SHORT TASK: Present the following data again exactly as it is shown.

● ● ● ● ●

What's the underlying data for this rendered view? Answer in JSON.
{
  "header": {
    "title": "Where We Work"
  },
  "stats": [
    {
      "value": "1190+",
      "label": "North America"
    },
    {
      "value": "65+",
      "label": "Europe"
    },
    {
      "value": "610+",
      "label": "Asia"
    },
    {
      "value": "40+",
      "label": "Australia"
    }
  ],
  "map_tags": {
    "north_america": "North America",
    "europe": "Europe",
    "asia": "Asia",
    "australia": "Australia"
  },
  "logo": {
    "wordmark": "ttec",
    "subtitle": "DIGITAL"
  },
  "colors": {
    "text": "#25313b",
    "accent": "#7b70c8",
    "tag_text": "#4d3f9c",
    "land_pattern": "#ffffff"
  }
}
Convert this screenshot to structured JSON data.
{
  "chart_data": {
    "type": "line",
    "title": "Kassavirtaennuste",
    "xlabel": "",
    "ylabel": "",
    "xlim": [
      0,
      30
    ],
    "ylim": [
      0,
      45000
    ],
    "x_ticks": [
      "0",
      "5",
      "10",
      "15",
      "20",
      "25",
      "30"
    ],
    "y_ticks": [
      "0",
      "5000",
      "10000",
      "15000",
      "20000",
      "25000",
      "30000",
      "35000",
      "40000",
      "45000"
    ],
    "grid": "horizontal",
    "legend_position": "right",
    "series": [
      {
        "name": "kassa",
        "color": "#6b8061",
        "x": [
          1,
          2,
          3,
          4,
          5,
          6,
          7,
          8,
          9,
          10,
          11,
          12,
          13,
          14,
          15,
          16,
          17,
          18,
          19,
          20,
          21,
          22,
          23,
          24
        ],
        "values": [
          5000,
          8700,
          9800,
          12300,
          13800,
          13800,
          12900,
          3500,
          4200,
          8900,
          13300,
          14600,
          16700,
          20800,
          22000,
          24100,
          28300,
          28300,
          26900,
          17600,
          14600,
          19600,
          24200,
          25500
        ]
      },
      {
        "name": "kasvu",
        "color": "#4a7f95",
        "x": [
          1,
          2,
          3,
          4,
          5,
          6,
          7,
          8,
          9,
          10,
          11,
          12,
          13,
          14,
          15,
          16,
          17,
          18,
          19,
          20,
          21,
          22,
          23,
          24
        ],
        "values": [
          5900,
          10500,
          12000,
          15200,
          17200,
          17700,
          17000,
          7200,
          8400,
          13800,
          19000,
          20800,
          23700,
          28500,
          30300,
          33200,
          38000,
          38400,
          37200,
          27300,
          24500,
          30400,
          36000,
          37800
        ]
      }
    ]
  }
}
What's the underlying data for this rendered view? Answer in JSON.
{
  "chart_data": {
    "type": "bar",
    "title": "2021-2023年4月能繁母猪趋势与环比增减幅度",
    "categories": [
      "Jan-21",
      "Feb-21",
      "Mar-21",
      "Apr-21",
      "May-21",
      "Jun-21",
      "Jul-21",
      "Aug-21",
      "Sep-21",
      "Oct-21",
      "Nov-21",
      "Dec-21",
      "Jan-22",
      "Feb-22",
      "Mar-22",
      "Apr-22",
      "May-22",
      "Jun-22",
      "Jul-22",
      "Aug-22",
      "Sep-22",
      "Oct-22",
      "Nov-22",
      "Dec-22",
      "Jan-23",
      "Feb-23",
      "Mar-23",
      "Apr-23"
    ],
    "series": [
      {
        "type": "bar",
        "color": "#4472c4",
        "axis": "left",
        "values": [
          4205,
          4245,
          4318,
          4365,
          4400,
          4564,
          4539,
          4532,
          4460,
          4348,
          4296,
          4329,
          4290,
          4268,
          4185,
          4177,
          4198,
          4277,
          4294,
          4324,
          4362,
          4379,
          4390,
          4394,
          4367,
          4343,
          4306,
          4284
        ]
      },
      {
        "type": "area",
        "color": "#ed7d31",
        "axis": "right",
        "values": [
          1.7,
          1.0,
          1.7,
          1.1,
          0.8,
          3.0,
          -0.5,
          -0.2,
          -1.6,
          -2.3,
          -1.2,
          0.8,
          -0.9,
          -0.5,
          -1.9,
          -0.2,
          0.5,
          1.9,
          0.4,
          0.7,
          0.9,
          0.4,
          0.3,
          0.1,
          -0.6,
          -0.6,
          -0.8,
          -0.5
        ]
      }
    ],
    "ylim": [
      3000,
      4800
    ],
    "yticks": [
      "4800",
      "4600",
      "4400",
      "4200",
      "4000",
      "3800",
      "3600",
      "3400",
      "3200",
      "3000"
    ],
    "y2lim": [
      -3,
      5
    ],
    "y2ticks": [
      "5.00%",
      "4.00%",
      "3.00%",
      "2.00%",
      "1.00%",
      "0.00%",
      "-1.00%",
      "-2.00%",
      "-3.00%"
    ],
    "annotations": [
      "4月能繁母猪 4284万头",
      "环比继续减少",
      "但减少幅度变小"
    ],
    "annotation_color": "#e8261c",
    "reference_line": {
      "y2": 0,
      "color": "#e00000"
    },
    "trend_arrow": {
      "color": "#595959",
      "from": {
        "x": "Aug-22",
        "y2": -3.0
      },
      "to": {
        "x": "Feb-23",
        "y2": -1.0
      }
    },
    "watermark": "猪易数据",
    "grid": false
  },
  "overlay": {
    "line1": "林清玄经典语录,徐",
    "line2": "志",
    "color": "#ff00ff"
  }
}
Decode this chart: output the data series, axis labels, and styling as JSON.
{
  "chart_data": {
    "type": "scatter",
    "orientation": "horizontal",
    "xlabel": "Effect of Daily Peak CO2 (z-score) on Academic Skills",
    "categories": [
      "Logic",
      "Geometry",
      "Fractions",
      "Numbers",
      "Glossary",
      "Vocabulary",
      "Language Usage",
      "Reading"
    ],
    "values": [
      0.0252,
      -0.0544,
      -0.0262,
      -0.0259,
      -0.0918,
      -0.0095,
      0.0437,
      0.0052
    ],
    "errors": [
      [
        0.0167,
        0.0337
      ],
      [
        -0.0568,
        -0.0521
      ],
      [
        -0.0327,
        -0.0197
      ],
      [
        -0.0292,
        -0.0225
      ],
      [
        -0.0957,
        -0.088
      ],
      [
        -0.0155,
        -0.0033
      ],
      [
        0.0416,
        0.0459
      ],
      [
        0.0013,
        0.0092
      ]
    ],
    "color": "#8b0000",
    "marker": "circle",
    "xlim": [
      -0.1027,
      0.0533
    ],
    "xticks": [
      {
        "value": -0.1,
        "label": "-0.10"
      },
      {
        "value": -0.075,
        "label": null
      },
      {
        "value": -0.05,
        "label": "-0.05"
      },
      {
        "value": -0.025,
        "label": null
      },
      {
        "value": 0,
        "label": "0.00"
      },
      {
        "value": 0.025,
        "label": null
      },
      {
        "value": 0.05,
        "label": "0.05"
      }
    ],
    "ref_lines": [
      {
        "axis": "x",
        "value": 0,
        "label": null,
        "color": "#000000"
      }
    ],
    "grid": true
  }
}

● ● ● ● ●

ANSWER TO THE PROBLEM:
What's the underlying data for this rendered view? Answer in JSON.
{
  "header": {
    "title": "Where We Work"
  },
  "stats": [
    {
      "value": "1190+",
      "label": "North America"
    },
    {
      "value": "65+",
      "label": "Europe"
    },
    {
      "value": "610+",
      "label": "Asia"
    },
    {
      "value": "40+",
      "label": "Australia"
    }
  ],
  "map_tags": {
    "north_america": "North America",
    "europe": "Europe",
    "asia": "Asia",
    "australia": "Australia"
  },
  "logo": {
    "wordmark": "ttec",
    "subtitle": "DIGITAL"
  },
  "colors": {
    "text": "#25313b",
    "accent": "#7b70c8",
    "tag_text": "#4d3f9c",
    "land_pattern": "#ffffff"
  }
}
Convert this screenshot to structured JSON data.
{
  "chart_data": {
    "type": "line",
    "title": "Kassavirtaennuste",
    "xlabel": "",
    "ylabel": "",
    "xlim": [
      0,
      30
    ],
    "ylim": [
      0,
      45000
    ],
    "x_ticks": [
      "0",
      "5",
      "10",
      "15",
      "20",
      "25",
      "30"
    ],
    "y_ticks": [
      "0",
      "5000",
      "10000",
      "15000",
      "20000",
      "25000",
      "30000",
      "35000",
      "40000",
      "45000"
    ],
    "grid": "horizontal",
    "legend_position": "right",
    "series": [
      {
        "name": "kassa",
        "color": "#6b8061",
        "x": [
          1,
          2,
          3,
          4,
          5,
          6,
          7,
          8,
          9,
          10,
          11,
          12,
          13,
          14,
          15,
          16,
          17,
          18,
          19,
          20,
          21,
          22,
          23,
          24
        ],
        "values": [
          5000,
          8700,
          9800,
          12300,
          13800,
          13800,
          12900,
          3500,
          4200,
          8900,
          13300,
          14600,
          16700,
          20800,
          22000,
          24100,
          28300,
          28300,
          26900,
          17600,
          14600,
          19600,
          24200,
          25500
        ]
      },
      {
        "name": "kasvu",
        "color": "#4a7f95",
        "x": [
          1,
          2,
          3,
          4,
          5,
          6,
          7,
          8,
          9,
          10,
          11,
          12,
          13,
          14,
          15,
          16,
          17,
          18,
          19,
          20,
          21,
          22,
          23,
          24
        ],
        "values": [
          5900,
          10500,
          12000,
          15200,
          17200,
          17700,
          17000,
          7200,
          8400,
          13800,
          19000,
          20800,
          23700,
          28500,
          30300,
          33200,
          38000,
          38400,
          37200,
          27300,
          24500,
          30400,
          36000,
          37800
        ]
      }
    ]
  }
}
What's the underlying data for this rendered view? Answer in JSON.
{
  "chart_data": {
    "type": "bar",
    "title": "2021-2023年4月能繁母猪趋势与环比增减幅度",
    "categories": [
      "Jan-21",
      "Feb-21",
      "Mar-21",
      "Apr-21",
      "May-21",
      "Jun-21",
      "Jul-21",
      "Aug-21",
      "Sep-21",
      "Oct-21",
      "Nov-21",
      "Dec-21",
      "Jan-22",
      "Feb-22",
      "Mar-22",
      "Apr-22",
      "May-22",
      "Jun-22",
      "Jul-22",
      "Aug-22",
      "Sep-22",
      "Oct-22",
      "Nov-22",
      "Dec-22",
      "Jan-23",
      "Feb-23",
      "Mar-23",
      "Apr-23"
    ],
    "series": [
      {
        "type": "bar",
        "color": "#4472c4",
        "axis": "left",
        "values": [
          4205,
          4245,
          4318,
          4365,
          4400,
          4564,
          4539,
          4532,
          4460,
          4348,
          4296,
          4329,
          4290,
          4268,
          4185,
          4177,
          4198,
          4277,
          4294,
          4324,
          4362,
          4379,
          4390,
          4394,
          4367,
          4343,
          4306,
          4284
        ]
      },
      {
        "type": "area",
        "color": "#ed7d31",
        "axis": "right",
        "values": [
          1.7,
          1.0,
          1.7,
          1.1,
          0.8,
          3.0,
          -0.5,
          -0.2,
          -1.6,
          -2.3,
          -1.2,
          0.8,
          -0.9,
          -0.5,
          -1.9,
          -0.2,
          0.5,
          1.9,
          0.4,
          0.7,
          0.9,
          0.4,
          0.3,
          0.1,
          -0.6,
          -0.6,
          -0.8,
          -0.5
        ]
      }
    ],
    "ylim": [
      3000,
      4800
    ],
    "yticks": [
      "4800",
      "4600",
      "4400",
      "4200",
      "4000",
      "3800",
      "3600",
      "3400",
      "3200",
      "3000"
    ],
    "y2lim": [
      -3,
      5
    ],
    "y2ticks": [
      "5.00%",
      "4.00%",
      "3.00%",
      "2.00%",
      "1.00%",
      "0.00%",
      "-1.00%",
      "-2.00%",
      "-3.00%"
    ],
    "annotations": [
      "4月能繁母猪 4284万头",
      "环比继续减少",
      "但减少幅度变小"
    ],
    "annotation_color": "#e8261c",
    "reference_line": {
      "y2": 0,
      "color": "#e00000"
    },
    "trend_arrow": {
      "color": "#595959",
      "from": {
        "x": "Aug-22",
        "y2": -3.0
      },
      "to": {
        "x": "Feb-23",
        "y2": -1.0
      }
    },
    "watermark": "猪易数据",
    "grid": false
  },
  "overlay": {
    "line1": "林清玄经典语录,徐",
    "line2": "志",
    "color": "#ff00ff"
  }
}
Decode this chart: output the data series, axis labels, and styling as JSON.
{
  "chart_data": {
    "type": "scatter",
    "orientation": "horizontal",
    "xlabel": "Effect of Daily Peak CO2 (z-score) on Academic Skills",
    "categories": [
      "Logic",
      "Geometry",
      "Fractions",
      "Numbers",
      "Glossary",
      "Vocabulary",
      "Language Usage",
      "Reading"
    ],
    "values": [
      0.0252,
      -0.0544,
      -0.0262,
      -0.0259,
      -0.0918,
      -0.0095,
      0.0437,
      0.0052
    ],
    "errors": [
      [
        0.0167,
        0.0337
      ],
      [
        -0.0568,
        -0.0521
      ],
      [
        -0.0327,
        -0.0197
      ],
      [
        -0.0292,
        -0.0225
      ],
      [
        -0.0957,
        -0.088
      ],
      [
        -0.0155,
        -0.0033
      ],
      [
        0.0416,
        0.0459
      ],
      [
        0.0013,
        0.0092
      ]
    ],
    "color": "#8b0000",
    "marker": "circle",
    "xlim": [
      -0.1027,
      0.0533
    ],
    "xticks": [
      {
        "value": -0.1,
        "label": "-0.10"
      },
      {
        "value": -0.075,
        "label": null
      },
      {
        "value": -0.05,
        "label": "-0.05"
      },
      {
        "value": -0.025,
        "label": null
      },
      {
        "value": 0,
        "label": "0.00"
      },
      {
        "value": 0.025,
        "label": null
      },
      {
        "value": 0.05,
        "label": "0.05"
      }
    ],
    "ref_lines": [
      {
        "axis": "x",
        "value": 0,
        "label": null,
        "color": "#000000"
      }
    ],
    "grid": true
  }
}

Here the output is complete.